[Start of Data lines]

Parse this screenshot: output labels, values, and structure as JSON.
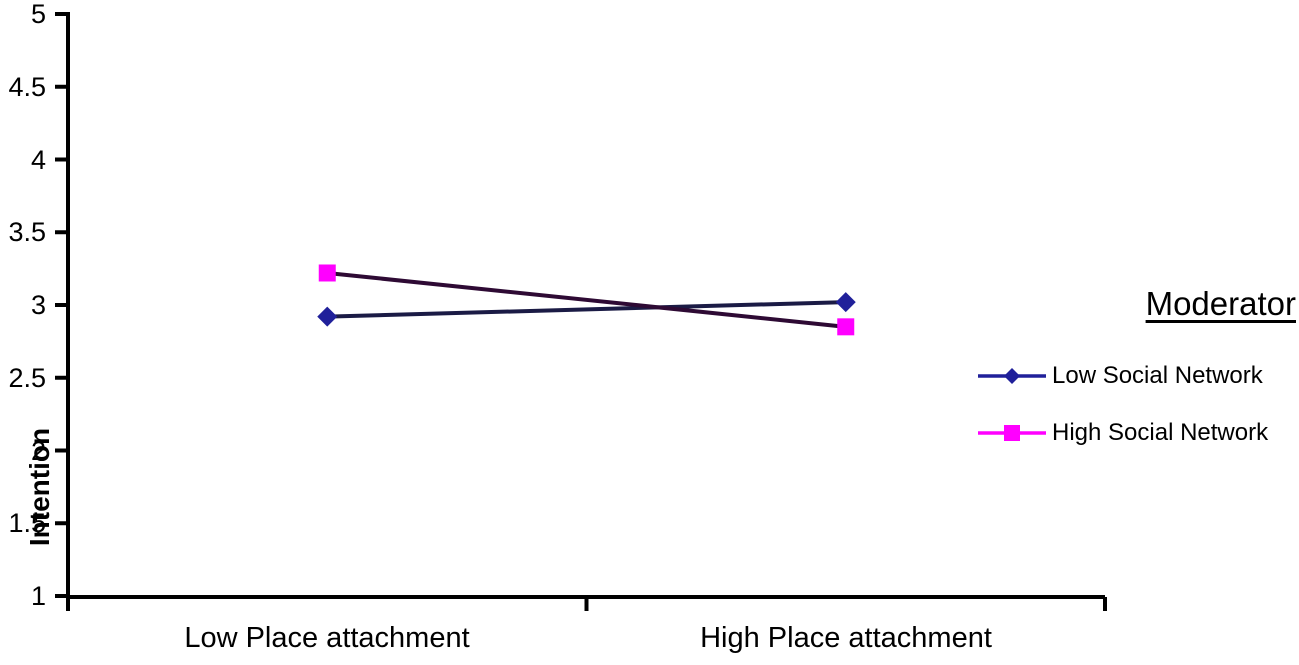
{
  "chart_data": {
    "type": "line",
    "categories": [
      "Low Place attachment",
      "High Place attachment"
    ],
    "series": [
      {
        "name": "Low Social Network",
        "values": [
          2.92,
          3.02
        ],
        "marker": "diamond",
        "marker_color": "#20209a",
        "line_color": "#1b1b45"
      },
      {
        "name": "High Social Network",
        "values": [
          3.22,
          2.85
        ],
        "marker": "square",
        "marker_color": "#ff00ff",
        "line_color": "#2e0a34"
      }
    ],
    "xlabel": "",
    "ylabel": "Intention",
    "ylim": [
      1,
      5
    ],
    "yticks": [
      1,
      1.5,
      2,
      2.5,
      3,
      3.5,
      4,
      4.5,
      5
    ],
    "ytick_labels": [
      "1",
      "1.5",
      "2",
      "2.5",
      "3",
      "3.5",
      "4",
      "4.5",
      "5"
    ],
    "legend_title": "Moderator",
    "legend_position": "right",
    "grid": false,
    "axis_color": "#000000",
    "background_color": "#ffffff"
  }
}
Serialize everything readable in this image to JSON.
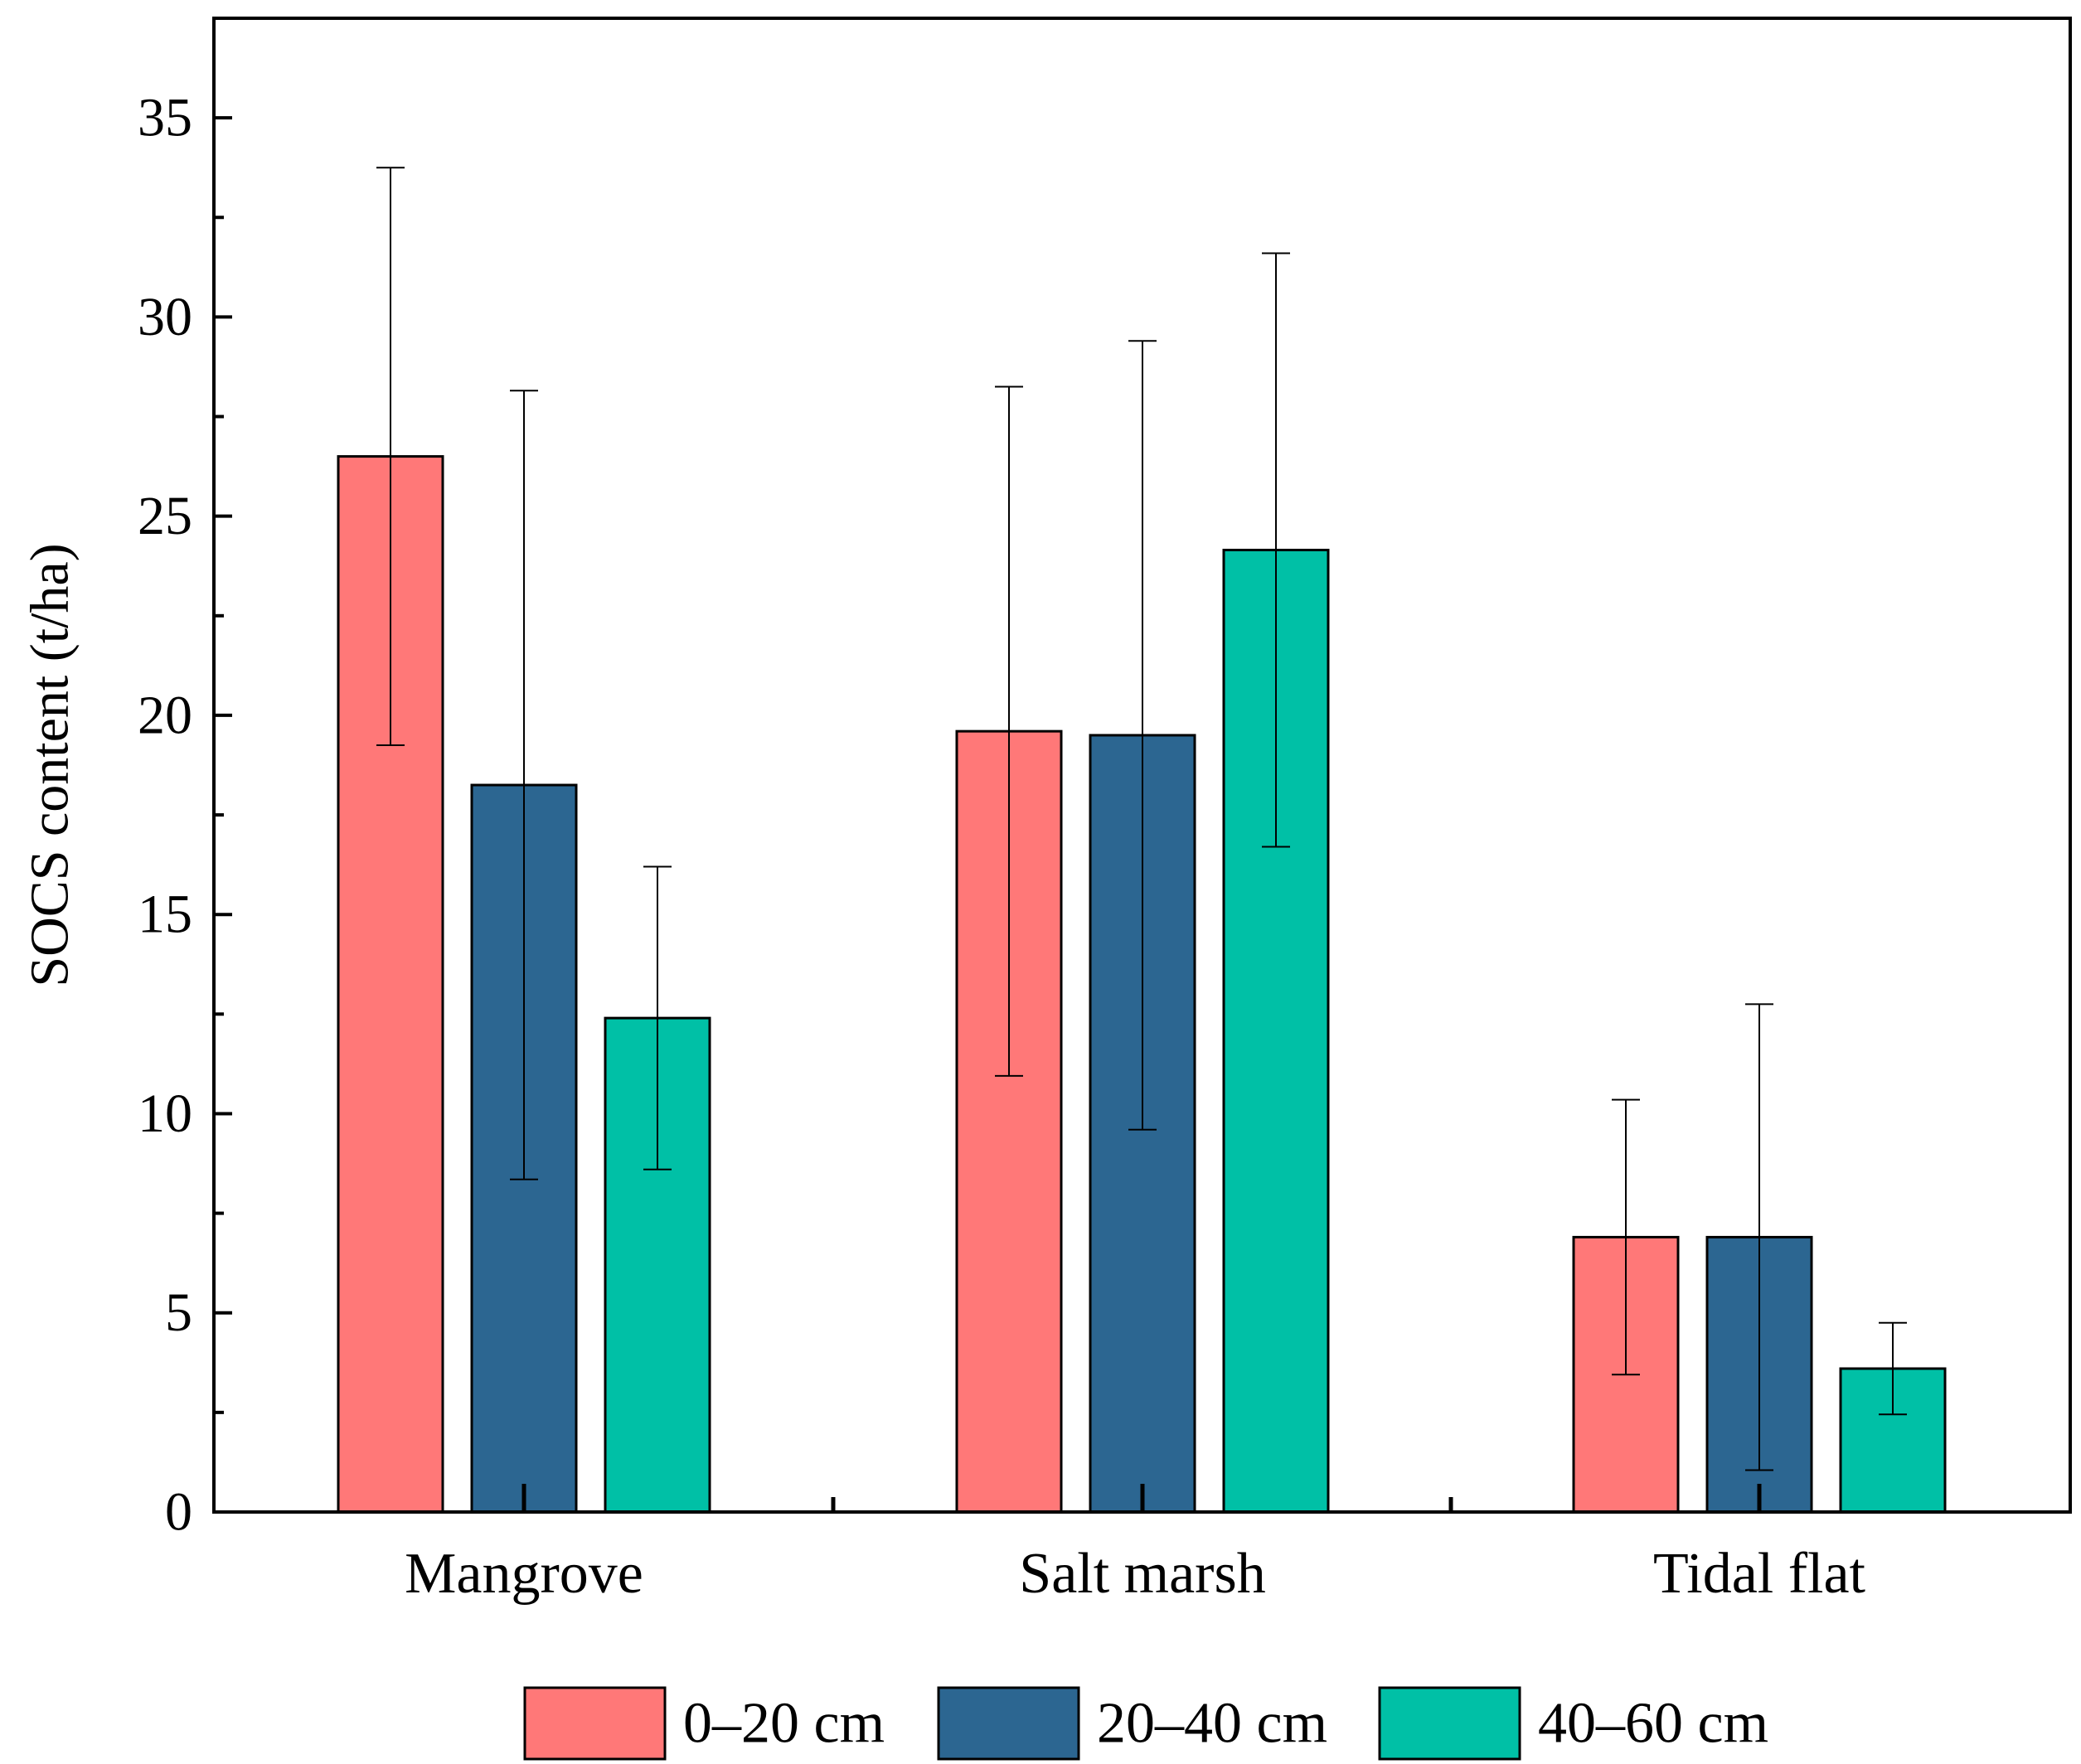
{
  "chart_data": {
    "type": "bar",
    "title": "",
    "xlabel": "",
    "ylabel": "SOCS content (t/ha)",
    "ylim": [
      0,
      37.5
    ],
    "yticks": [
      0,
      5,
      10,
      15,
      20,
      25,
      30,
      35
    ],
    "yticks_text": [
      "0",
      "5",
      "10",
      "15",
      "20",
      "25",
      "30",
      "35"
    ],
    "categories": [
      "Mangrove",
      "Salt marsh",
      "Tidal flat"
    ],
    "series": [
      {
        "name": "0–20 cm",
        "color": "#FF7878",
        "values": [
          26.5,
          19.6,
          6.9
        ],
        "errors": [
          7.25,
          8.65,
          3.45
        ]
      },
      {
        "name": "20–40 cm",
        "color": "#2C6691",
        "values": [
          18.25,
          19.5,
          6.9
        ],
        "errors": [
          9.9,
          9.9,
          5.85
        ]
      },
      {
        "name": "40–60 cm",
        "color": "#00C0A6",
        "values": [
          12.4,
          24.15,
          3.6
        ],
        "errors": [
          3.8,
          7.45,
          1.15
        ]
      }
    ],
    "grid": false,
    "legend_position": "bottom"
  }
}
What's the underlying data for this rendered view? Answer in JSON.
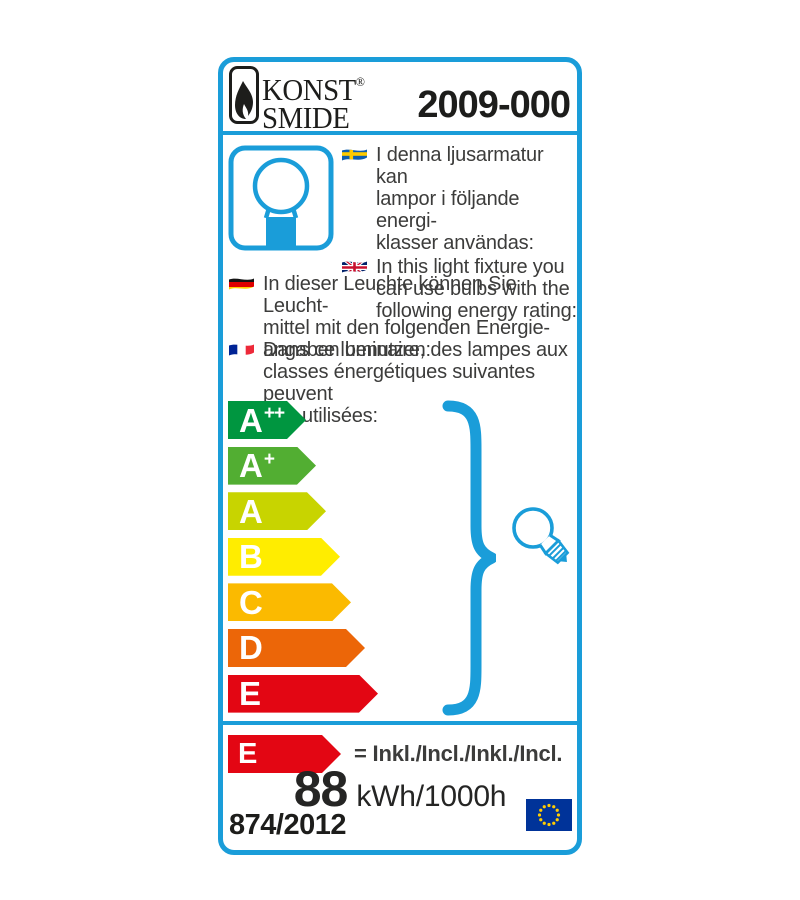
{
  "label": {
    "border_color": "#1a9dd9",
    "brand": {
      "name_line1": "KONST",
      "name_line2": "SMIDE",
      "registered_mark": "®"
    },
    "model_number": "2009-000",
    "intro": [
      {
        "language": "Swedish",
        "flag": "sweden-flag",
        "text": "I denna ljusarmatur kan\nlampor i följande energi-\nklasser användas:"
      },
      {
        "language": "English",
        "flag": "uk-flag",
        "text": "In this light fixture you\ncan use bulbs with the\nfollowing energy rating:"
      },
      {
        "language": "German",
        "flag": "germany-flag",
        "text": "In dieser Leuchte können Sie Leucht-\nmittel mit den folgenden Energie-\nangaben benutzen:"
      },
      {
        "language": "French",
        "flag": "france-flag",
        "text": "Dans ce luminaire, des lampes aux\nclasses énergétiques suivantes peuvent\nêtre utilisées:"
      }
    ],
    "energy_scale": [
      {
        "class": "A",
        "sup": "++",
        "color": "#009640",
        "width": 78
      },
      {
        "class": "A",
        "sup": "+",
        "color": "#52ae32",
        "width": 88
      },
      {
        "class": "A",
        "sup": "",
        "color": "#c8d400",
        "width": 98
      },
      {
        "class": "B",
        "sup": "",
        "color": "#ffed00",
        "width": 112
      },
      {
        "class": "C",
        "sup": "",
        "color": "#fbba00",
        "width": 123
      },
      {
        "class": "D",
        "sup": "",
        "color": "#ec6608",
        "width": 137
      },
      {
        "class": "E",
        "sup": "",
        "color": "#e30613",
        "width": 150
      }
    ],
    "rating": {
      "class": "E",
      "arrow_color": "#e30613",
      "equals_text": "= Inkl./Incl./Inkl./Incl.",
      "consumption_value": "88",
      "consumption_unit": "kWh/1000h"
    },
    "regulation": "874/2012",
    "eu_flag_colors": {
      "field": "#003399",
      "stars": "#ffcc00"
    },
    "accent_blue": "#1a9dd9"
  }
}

[End of Data lines]

## To do
Using the records above, output their complete text exactly, minus any images.

## Written response
Parse this screenshot: output labels, values, and structure as JSON.
{
  "chart_data": {
    "type": "line",
    "categories": [
      "Low Place attachment",
      "High Place attachment"
    ],
    "series": [
      {
        "name": "Low Social Network",
        "values": [
          2.92,
          3.02
        ],
        "marker": "diamond",
        "marker_color": "#20209a",
        "line_color": "#1b1b45"
      },
      {
        "name": "High Social Network",
        "values": [
          3.22,
          2.85
        ],
        "marker": "square",
        "marker_color": "#ff00ff",
        "line_color": "#2e0a34"
      }
    ],
    "xlabel": "",
    "ylabel": "Intention",
    "ylim": [
      1,
      5
    ],
    "yticks": [
      1,
      1.5,
      2,
      2.5,
      3,
      3.5,
      4,
      4.5,
      5
    ],
    "ytick_labels": [
      "1",
      "1.5",
      "2",
      "2.5",
      "3",
      "3.5",
      "4",
      "4.5",
      "5"
    ],
    "legend_title": "Moderator",
    "legend_position": "right",
    "grid": false,
    "axis_color": "#000000",
    "background_color": "#ffffff"
  }
}
Serialize everything readable in this image to JSON.
{
  "chart_data": {
    "type": "bar",
    "title": "",
    "xlabel": "",
    "ylabel": "SOCS content (t/ha)",
    "ylim": [
      0,
      37.5
    ],
    "yticks": [
      0,
      5,
      10,
      15,
      20,
      25,
      30,
      35
    ],
    "yticks_text": [
      "0",
      "5",
      "10",
      "15",
      "20",
      "25",
      "30",
      "35"
    ],
    "categories": [
      "Mangrove",
      "Salt marsh",
      "Tidal flat"
    ],
    "series": [
      {
        "name": "0–20 cm",
        "color": "#FF7878",
        "values": [
          26.5,
          19.6,
          6.9
        ],
        "errors": [
          7.25,
          8.65,
          3.45
        ]
      },
      {
        "name": "20–40 cm",
        "color": "#2C6691",
        "values": [
          18.25,
          19.5,
          6.9
        ],
        "errors": [
          9.9,
          9.9,
          5.85
        ]
      },
      {
        "name": "40–60 cm",
        "color": "#00C0A6",
        "values": [
          12.4,
          24.15,
          3.6
        ],
        "errors": [
          3.8,
          7.45,
          1.15
        ]
      }
    ],
    "grid": false,
    "legend_position": "bottom"
  }
}
What's the underlying data for this rendered view? Answer in JSON.
{
  "label": {
    "border_color": "#1a9dd9",
    "brand": {
      "name_line1": "KONST",
      "name_line2": "SMIDE",
      "registered_mark": "®"
    },
    "model_number": "2009-000",
    "intro": [
      {
        "language": "Swedish",
        "flag": "sweden-flag",
        "text": "I denna ljusarmatur kan\nlampor i följande energi-\nklasser användas:"
      },
      {
        "language": "English",
        "flag": "uk-flag",
        "text": "In this light fixture you\ncan use bulbs with the\nfollowing energy rating:"
      },
      {
        "language": "German",
        "flag": "germany-flag",
        "text": "In dieser Leuchte können Sie Leucht-\nmittel mit den folgenden Energie-\nangaben benutzen:"
      },
      {
        "language": "French",
        "flag": "france-flag",
        "text": "Dans ce luminaire, des lampes aux\nclasses énergétiques suivantes peuvent\nêtre utilisées:"
      }
    ],
    "energy_scale": [
      {
        "class": "A",
        "sup": "++",
        "color": "#009640",
        "width": 78
      },
      {
        "class": "A",
        "sup": "+",
        "color": "#52ae32",
        "width": 88
      },
      {
        "class": "A",
        "sup": "",
        "color": "#c8d400",
        "width": 98
      },
      {
        "class": "B",
        "sup": "",
        "color": "#ffed00",
        "width": 112
      },
      {
        "class": "C",
        "sup": "",
        "color": "#fbba00",
        "width": 123
      },
      {
        "class": "D",
        "sup": "",
        "color": "#ec6608",
        "width": 137
      },
      {
        "class": "E",
        "sup": "",
        "color": "#e30613",
        "width": 150
      }
    ],
    "rating": {
      "class": "E",
      "arrow_color": "#e30613",
      "equals_text": "= Inkl./Incl./Inkl./Incl.",
      "consumption_value": "88",
      "consumption_unit": "kWh/1000h"
    },
    "regulation": "874/2012",
    "eu_flag_colors": {
      "field": "#003399",
      "stars": "#ffcc00"
    },
    "accent_blue": "#1a9dd9"
  }
}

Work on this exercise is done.